* [Exercise details]: Report how many lines hold the string "this". Give the number and nothing else.

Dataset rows
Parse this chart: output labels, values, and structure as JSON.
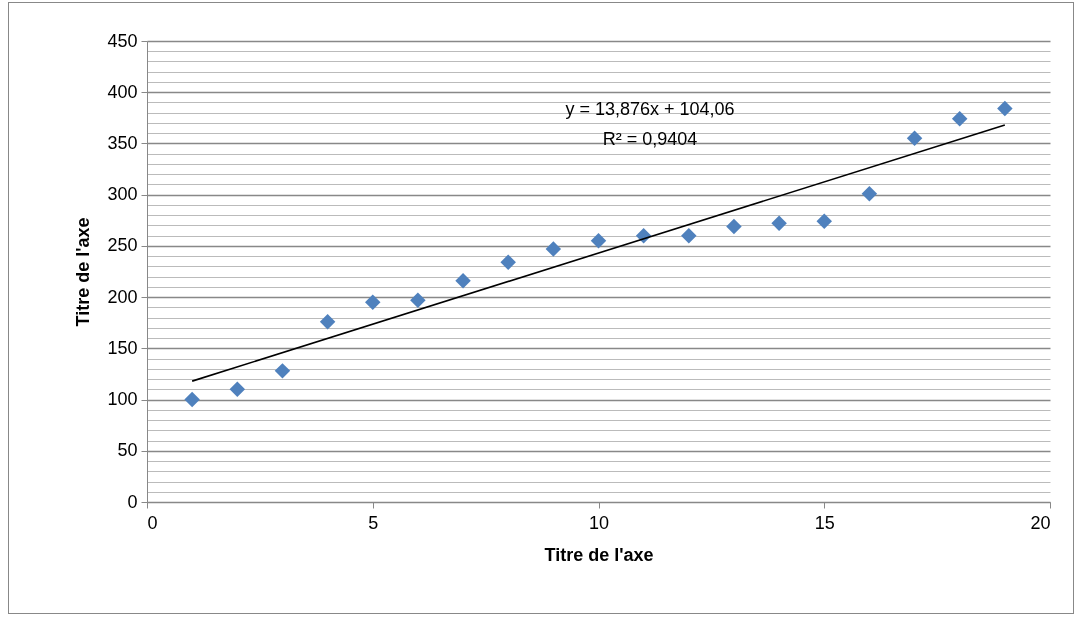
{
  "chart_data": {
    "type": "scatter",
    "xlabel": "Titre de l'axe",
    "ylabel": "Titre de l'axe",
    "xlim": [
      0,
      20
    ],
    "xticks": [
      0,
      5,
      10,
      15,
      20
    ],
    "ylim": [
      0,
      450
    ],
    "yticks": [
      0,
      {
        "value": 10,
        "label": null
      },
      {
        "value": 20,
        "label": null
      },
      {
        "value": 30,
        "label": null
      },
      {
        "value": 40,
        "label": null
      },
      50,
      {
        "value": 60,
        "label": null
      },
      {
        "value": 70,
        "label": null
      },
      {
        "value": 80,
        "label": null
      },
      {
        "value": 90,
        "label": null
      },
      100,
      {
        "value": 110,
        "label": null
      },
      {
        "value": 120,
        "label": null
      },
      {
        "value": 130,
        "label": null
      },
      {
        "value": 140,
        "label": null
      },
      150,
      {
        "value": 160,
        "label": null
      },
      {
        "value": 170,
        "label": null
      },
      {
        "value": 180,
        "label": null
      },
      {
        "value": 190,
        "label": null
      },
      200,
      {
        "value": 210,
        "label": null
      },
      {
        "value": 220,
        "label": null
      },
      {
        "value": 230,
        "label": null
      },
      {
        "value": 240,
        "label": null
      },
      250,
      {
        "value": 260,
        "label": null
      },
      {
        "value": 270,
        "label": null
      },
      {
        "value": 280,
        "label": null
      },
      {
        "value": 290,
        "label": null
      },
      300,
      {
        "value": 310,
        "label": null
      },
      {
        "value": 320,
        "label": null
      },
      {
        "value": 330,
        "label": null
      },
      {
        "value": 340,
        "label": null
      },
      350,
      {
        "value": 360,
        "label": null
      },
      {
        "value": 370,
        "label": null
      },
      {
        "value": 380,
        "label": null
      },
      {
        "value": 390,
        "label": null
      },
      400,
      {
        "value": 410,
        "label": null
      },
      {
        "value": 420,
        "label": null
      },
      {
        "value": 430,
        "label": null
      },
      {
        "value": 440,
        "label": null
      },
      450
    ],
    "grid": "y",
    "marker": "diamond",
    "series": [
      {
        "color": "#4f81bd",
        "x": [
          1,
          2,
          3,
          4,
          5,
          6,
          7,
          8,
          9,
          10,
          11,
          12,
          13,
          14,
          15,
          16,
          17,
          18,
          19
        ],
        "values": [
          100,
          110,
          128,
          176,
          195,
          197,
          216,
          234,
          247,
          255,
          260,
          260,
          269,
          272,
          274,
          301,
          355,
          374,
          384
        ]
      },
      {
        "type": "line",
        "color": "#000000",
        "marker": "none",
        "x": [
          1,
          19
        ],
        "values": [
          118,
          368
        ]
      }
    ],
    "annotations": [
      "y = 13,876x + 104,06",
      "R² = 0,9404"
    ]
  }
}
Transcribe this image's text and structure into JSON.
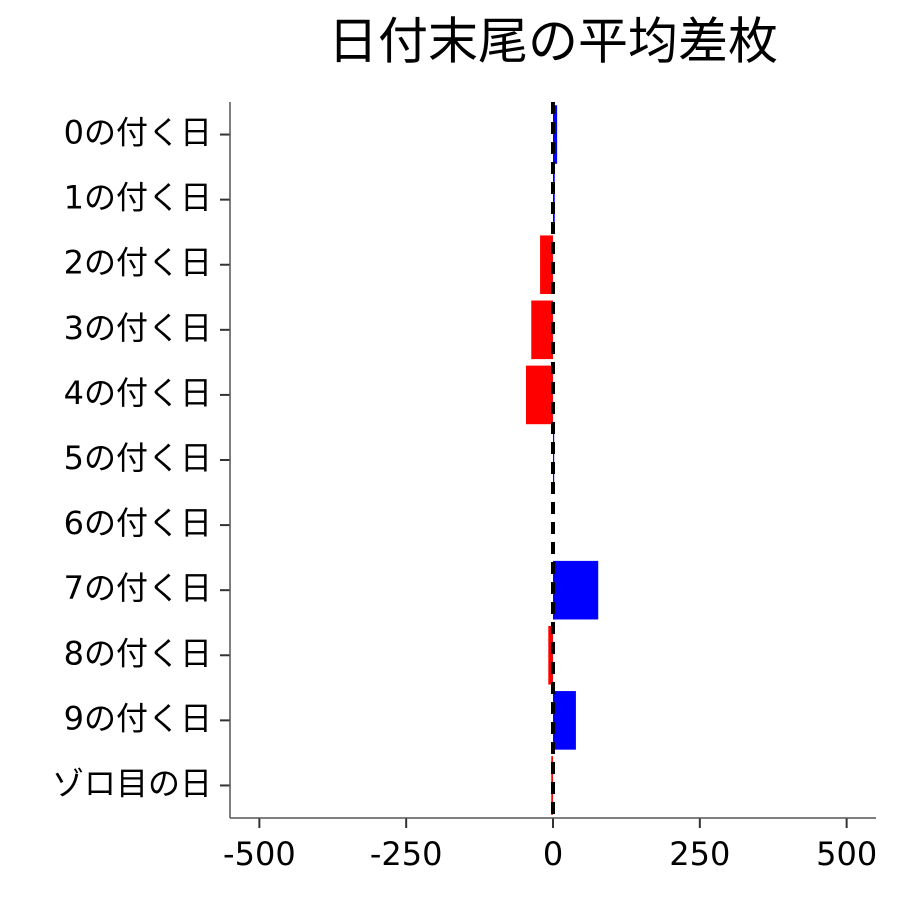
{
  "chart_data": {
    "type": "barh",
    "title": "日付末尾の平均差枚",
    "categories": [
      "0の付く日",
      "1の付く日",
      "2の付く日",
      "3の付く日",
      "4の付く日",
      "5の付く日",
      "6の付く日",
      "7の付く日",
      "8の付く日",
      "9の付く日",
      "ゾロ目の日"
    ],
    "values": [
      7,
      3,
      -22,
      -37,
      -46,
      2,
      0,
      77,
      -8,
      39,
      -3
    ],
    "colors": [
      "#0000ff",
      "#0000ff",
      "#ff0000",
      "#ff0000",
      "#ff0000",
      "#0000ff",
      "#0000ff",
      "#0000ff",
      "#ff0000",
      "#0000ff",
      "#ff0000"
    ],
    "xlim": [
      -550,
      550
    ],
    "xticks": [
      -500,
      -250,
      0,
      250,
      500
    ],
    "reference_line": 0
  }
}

* [Solution below]: 2